* **Extracto del documento**:
※

De otra parte, en las sentencias de casación se suele aplicar la atenuante como muy cualificada en las causas que se celebran en un período que supera como cifra aproximada los ocho años de demora entre la imputación del acusado y la vista oral del juicio. Así, por ejemplo, se apreció la atenuante como muy cualificada en las sentencias 291/2003, de 3 de marzo (ocho años de duración del proceso ); 655/2003, de 8 de mayo ( 9 años de tramitación ); 506/2002, de 21 de marzo ( 9 años ); 39/2007, de 15 de enero (10 años ); 896/2008, de 12 de diciembre (15 años de duración ); 132/2008, de 12 de febrero (16 años ); 440/2012, de 25 de mayo (diez años ); 805/2012, de 9 octubre (10 años ); y 37/2013, de 30 de enero (ocho años ).'

III.Si aplicamos esas premisas al caso de autos hemos de convenir en que la circunstancia atenuante fue bien rechazada, y no cabía su apreciación ni tan siquiera como simple.

Así, no se constata la existencia de significativas ralentizaciones en la tramitación, ni llegan a señalar los recurrentes momentos o secuencias del proceso con paralizaciones a reputar como indebidas y que impliquen los presupuestos jurisprudencialmente exigidos para aplicar la atenuante.

※

[Datos de análisis de la disposición de documentos]

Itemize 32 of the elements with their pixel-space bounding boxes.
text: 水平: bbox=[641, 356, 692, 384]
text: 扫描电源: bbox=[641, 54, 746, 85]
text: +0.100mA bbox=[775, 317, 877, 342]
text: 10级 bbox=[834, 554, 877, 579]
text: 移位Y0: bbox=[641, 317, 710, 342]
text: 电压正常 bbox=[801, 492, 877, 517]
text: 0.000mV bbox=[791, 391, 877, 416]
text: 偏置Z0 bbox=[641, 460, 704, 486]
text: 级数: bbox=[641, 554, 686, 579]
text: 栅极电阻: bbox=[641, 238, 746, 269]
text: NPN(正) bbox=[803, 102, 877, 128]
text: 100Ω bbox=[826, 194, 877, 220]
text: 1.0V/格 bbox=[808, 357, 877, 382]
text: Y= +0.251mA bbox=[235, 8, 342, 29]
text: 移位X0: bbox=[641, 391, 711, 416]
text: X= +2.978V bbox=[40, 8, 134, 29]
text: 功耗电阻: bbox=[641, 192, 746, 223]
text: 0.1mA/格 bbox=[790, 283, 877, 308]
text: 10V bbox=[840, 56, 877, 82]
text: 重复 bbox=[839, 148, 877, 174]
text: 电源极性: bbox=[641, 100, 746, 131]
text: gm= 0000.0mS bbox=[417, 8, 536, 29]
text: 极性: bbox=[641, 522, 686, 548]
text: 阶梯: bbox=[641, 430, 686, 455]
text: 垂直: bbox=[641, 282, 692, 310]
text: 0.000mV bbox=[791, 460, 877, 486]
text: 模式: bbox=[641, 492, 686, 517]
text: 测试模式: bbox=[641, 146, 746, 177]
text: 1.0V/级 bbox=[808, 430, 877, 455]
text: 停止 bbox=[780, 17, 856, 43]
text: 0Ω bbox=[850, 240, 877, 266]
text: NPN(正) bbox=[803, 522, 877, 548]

※

* **Tareas**:
**1)** ¿Qué sentencias citadas en el fragmento sobre la atenuante corresponden a procesos de diez años de duración?
**2)** Extrae del fragmento sobre la atenuante el pasaje que empieza con las palabras que contienen "III.Si aplicamos esas" y acaba con "aplicar la atenuante.".
Los registros no tienen relación con el fragmento sobre la atenuante.

* **Respuestas numeradas**:
**1)** 39/2007, de 15 de enero; 440/2012, de 25 de mayo; 805/2012, de 9 octubre.

**2)**
III.Si aplicamos esas premisas al caso de autos hemos de convenir en que la circunstancia atenuante fue bien rechazada, y no cabía su apreciación ni tan siquiera como simple.

Así, no se constata la existencia de significativas ralentizaciones en la tramitación, ni llegan a señalar los recurrentes momentos o secuencias del proceso con paralizaciones a reputar como indebidas y que impliquen los presupuestos jurisprudencialmente exigidos para aplicar la atenuante.